**GIVEN PROBLEM**. Extract all lines containing "μήτηρ".

(Saved entries)
-------
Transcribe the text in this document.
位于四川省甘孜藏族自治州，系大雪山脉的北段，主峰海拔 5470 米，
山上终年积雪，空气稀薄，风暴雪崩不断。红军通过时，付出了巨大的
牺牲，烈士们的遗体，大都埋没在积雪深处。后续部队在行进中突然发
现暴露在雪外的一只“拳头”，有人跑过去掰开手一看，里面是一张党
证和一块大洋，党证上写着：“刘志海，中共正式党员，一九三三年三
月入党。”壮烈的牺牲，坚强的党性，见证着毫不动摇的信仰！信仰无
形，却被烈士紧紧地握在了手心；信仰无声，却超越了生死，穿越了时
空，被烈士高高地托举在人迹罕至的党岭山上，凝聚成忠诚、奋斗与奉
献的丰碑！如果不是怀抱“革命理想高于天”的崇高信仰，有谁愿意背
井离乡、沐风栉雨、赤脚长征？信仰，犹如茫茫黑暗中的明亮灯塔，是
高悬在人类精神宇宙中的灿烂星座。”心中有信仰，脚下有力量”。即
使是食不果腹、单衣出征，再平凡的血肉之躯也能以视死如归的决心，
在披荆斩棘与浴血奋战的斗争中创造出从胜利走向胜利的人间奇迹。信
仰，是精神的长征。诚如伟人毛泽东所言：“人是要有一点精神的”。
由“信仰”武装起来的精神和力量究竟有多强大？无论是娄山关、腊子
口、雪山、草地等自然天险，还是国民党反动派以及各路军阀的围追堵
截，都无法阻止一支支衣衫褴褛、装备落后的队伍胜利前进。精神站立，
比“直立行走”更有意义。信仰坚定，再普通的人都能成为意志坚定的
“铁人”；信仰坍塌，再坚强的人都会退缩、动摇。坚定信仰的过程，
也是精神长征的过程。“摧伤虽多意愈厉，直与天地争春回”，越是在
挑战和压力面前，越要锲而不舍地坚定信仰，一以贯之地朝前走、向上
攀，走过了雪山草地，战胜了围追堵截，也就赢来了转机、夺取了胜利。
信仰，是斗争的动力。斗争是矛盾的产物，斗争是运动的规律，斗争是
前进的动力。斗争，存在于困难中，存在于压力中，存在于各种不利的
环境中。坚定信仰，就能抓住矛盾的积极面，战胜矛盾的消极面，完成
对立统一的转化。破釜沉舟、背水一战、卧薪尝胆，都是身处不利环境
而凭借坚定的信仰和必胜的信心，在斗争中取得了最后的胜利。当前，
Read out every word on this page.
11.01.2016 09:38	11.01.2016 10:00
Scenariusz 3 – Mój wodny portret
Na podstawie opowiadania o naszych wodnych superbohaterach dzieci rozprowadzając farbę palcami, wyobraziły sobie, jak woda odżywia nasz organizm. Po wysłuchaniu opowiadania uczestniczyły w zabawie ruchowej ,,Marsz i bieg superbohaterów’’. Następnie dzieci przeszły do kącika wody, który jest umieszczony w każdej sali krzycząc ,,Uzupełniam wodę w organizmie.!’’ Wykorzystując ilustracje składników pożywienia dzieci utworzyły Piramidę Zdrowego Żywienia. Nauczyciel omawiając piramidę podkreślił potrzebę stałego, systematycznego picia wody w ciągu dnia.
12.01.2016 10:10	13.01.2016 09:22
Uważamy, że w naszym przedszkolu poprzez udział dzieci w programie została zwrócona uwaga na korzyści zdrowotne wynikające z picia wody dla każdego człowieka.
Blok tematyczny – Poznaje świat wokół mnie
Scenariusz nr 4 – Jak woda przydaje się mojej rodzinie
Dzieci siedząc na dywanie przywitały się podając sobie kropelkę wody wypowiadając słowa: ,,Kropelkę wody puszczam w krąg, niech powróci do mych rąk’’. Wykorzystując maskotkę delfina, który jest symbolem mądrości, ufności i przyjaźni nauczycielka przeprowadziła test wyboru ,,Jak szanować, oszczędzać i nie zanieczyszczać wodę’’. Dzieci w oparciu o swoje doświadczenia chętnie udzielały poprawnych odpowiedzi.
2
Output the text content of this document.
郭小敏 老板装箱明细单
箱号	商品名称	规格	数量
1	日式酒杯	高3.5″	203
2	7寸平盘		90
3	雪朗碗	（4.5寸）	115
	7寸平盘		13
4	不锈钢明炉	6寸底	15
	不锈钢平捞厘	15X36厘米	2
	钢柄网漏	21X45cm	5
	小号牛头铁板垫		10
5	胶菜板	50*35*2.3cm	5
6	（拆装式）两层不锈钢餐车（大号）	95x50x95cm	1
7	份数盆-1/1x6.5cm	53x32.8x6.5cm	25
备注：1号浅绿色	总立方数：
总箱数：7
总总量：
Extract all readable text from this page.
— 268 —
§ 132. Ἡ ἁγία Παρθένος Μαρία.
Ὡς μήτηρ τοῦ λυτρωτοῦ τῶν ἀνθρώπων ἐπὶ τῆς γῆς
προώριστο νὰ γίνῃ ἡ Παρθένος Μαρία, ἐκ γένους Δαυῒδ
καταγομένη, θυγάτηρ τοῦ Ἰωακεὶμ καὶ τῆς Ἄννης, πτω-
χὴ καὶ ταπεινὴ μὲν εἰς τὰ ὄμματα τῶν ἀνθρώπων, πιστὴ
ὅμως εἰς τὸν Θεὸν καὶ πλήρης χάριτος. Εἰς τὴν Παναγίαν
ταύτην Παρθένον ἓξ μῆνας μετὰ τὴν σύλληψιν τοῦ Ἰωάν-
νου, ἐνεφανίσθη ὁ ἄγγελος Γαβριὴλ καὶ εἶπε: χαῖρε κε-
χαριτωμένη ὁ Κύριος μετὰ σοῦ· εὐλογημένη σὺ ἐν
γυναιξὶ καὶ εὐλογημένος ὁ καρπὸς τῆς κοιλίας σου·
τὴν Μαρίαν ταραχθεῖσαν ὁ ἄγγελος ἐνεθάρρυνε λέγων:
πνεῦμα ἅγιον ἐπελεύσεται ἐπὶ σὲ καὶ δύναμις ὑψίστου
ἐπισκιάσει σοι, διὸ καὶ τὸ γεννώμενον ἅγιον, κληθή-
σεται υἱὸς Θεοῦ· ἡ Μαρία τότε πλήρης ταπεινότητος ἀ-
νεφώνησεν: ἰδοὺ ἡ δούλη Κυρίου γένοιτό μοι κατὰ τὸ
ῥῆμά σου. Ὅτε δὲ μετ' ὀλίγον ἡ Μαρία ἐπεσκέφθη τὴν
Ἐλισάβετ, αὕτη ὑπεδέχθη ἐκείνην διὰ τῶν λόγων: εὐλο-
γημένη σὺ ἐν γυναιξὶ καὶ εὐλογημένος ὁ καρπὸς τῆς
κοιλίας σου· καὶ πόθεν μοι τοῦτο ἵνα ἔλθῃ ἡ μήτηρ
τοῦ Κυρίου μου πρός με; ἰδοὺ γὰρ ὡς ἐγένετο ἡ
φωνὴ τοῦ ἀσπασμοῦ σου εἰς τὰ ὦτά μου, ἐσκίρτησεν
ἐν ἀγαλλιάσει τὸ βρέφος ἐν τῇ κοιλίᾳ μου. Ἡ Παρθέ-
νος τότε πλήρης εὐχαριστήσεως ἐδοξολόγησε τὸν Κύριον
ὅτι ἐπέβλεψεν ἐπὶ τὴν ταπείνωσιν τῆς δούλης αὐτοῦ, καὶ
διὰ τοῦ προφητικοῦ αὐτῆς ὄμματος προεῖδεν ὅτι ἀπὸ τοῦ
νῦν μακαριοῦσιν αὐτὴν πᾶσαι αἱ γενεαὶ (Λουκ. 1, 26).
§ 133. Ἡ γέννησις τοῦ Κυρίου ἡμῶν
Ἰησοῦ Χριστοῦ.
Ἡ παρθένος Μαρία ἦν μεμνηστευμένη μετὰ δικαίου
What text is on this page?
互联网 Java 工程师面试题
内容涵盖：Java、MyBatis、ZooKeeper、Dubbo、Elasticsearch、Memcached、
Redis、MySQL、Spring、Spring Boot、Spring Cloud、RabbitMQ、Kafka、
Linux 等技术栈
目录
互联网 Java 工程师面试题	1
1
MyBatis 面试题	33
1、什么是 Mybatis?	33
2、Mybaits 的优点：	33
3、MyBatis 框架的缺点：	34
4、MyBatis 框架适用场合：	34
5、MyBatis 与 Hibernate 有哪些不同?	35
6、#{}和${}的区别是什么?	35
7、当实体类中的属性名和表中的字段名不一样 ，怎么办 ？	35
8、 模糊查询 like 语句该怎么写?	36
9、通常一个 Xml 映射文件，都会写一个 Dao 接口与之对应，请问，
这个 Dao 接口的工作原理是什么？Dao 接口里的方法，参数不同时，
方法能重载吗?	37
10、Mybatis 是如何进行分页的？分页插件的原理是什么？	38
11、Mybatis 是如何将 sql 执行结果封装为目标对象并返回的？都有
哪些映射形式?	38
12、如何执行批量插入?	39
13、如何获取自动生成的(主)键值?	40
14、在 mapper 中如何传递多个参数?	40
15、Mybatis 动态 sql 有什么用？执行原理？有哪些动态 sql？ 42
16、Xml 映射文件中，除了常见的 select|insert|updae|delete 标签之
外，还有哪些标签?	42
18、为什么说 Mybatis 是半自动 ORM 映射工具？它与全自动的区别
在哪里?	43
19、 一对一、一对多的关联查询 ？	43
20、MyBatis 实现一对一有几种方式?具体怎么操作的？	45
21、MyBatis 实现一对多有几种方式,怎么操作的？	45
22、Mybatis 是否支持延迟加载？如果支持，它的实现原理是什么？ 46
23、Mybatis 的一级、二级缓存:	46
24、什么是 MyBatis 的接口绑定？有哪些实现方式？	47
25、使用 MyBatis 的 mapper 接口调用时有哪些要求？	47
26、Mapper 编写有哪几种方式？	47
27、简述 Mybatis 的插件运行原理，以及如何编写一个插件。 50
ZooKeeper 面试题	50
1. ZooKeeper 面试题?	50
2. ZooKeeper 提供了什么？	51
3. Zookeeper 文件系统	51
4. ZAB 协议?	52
-------
**PROBLEM SOLUTION**.
Ὡς μήτηρ τοῦ λυτρωτοῦ τῶν ἀνθρώπων ἐπὶ τῆς γῆς
κοιλίας σου· καὶ πόθεν μοι τοῦτο ἵνα ἔλθῃ ἡ μήτηρ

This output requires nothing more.